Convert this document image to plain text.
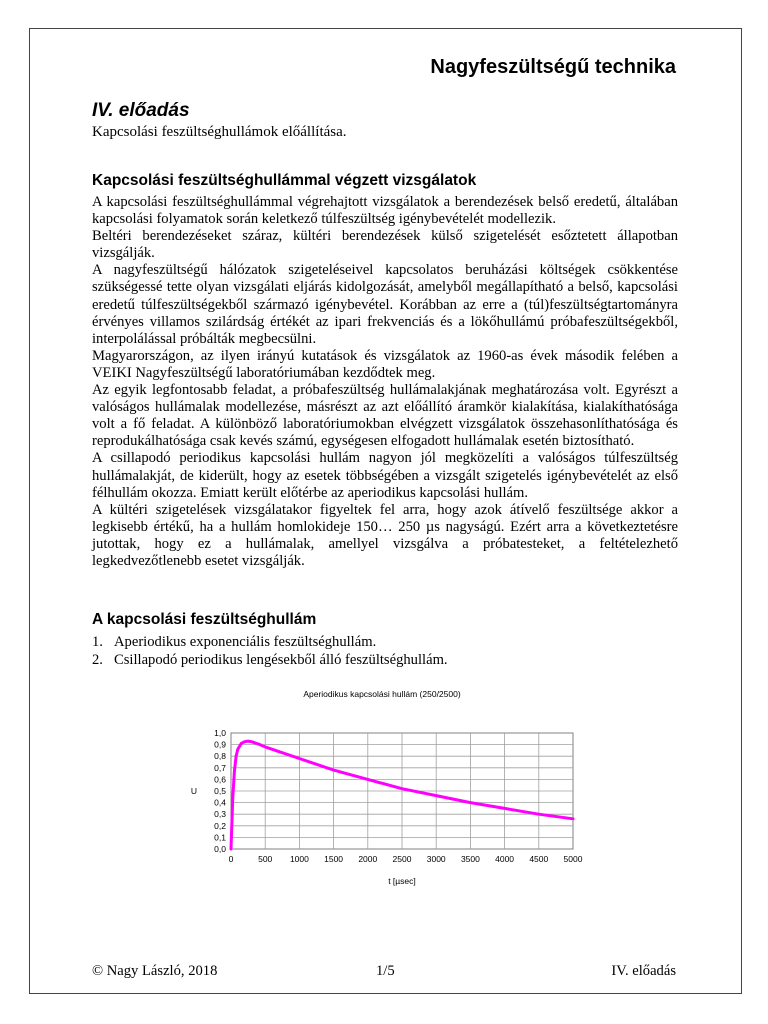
Nagyfeszültségű technika
IV. előadás

Kapcsolási feszültséghullámok előállítása.

Kapcsolási feszültséghullámmal végzett vizsgálatok

A kapcsolási feszültséghullámmal végrehajtott vizsgálatok a berendezések belső eredetű, általában kapcsolási folyamatok során keletkező túlfeszültség igénybevételét modellezik.

Beltéri berendezéseket száraz, kültéri berendezések külső szigetelését esőztetett állapotban vizsgálják.

A nagyfeszültségű hálózatok szigeteléseivel kapcsolatos beruházási költségek csökkentése szükségessé tette olyan vizsgálati eljárás kidolgozását, amelyből megállapítható a belső, kapcsolási eredetű túlfeszültségekből származó igénybevétel. Korábban az erre a (túl)feszültségtartományra érvényes villamos szilárdság értékét az ipari frekvenciás és a lökőhullámú próbafeszültségekből, interpolálással próbálták megbecsülni.

Magyarországon, az ilyen irányú kutatások és vizsgálatok az 1960-as évek második felében a VEIKI Nagyfeszültségű laboratóriumában kezdődtek meg.

Az egyik legfontosabb feladat, a próbafeszültség hullámalakjának meghatározása volt. Egyrészt a valóságos hullámalak modellezése, másrészt az azt előállító áramkör kialakítása, kialakíthatósága volt a fő feladat. A különböző laboratóriumokban elvégzett vizsgálatok összehasonlíthatósága és reprodukálhatósága csak kevés számú, egységesen elfogadott hullámalak esetén biztosítható.

A csillapodó periodikus kapcsolási hullám nagyon jól megközelíti a valóságos túlfeszültség hullámalakját, de kiderült, hogy az esetek többségében a vizsgált szigetelés igénybevételét az első félhullám okozza. Emiatt került előtérbe az aperiodikus kapcsolási hullám.

A kültéri szigetelések vizsgálatakor figyeltek fel arra, hogy azok átívelő feszültsége akkor a legkisebb értékű, ha a hullám homlokideje 150… 250 µs nagyságú. Ezért arra a következtetésre jutottak, hogy ez a hullámalak, amellyel vizsgálva a próbatesteket, a feltételezhető legkedvezőtlenebb esetet vizsgálják.

A kapcsolási feszültséghullám
1. Aperiodikus exponenciális feszültséghullám.
2. Csillapodó periodikus lengésekből álló feszültséghullám.
Aperiodikus kapcsolási hullám (250/2500)
0	500 1000 1500 2000 2500 3000 3500 4000 4500 5000
0,0
0,1
0,2
0,3
0,4
0,5
0,6
0,7
0,8
0,9
1,0
t [µsec]
U
© Nagy László, 2018	1/5	IV. előadás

DIRECTIVE:
Strip out the pictures and quote the remaining data word for word.

WRITTEN REPLY:
Convert this document image to plain text.
Nagyfeszültségű technika
IV. előadás

Kapcsolási feszültséghullámok előállítása.

Kapcsolási feszültséghullámmal végzett vizsgálatok

A kapcsolási feszültséghullámmal végrehajtott vizsgálatok a berendezések belső eredetű, általában kapcsolási folyamatok során keletkező túlfeszültség igénybevételét modellezik.

Beltéri berendezéseket száraz, kültéri berendezések külső szigetelését esőztetett állapotban vizsgálják.

A nagyfeszültségű hálózatok szigeteléseivel kapcsolatos beruházási költségek csökkentése szükségessé tette olyan vizsgálati eljárás kidolgozását, amelyből megállapítható a belső, kapcsolási eredetű túlfeszültségekből származó igénybevétel. Korábban az erre a (túl)feszültségtartományra érvényes villamos szilárdság értékét az ipari frekvenciás és a lökőhullámú próbafeszültségekből, interpolálással próbálták megbecsülni.

Magyarországon, az ilyen irányú kutatások és vizsgálatok az 1960-as évek második felében a VEIKI Nagyfeszültségű laboratóriumában kezdődtek meg.

Az egyik legfontosabb feladat, a próbafeszültség hullámalakjának meghatározása volt. Egyrészt a valóságos hullámalak modellezése, másrészt az azt előállító áramkör kialakítása, kialakíthatósága volt a fő feladat. A különböző laboratóriumokban elvégzett vizsgálatok összehasonlíthatósága és reprodukálhatósága csak kevés számú, egységesen elfogadott hullámalak esetén biztosítható.

A csillapodó periodikus kapcsolási hullám nagyon jól megközelíti a valóságos túlfeszültség hullámalakját, de kiderült, hogy az esetek többségében a vizsgált szigetelés igénybevételét az első félhullám okozza. Emiatt került előtérbe az aperiodikus kapcsolási hullám.

A kültéri szigetelések vizsgálatakor figyeltek fel arra, hogy azok átívelő feszültsége akkor a legkisebb értékű, ha a hullám homlokideje 150… 250 µs nagyságú. Ezért arra a következtetésre jutottak, hogy ez a hullámalak, amellyel vizsgálva a próbatesteket, a feltételezhető legkedvezőtlenebb esetet vizsgálják.

A kapcsolási feszültséghullám
1. Aperiodikus exponenciális feszültséghullám.
2. Csillapodó periodikus lengésekből álló feszültséghullám.
Aperiodikus kapcsolási hullám (250/2500)
0	500 1000 1500 2000 2500 3000 3500 4000 4500 5000
0,0
0,1
0,2
0,3
0,4
0,5
0,6
0,7
0,8
0,9
1,0
t [µsec]
U
© Nagy László, 2018	1/5	IV. előadás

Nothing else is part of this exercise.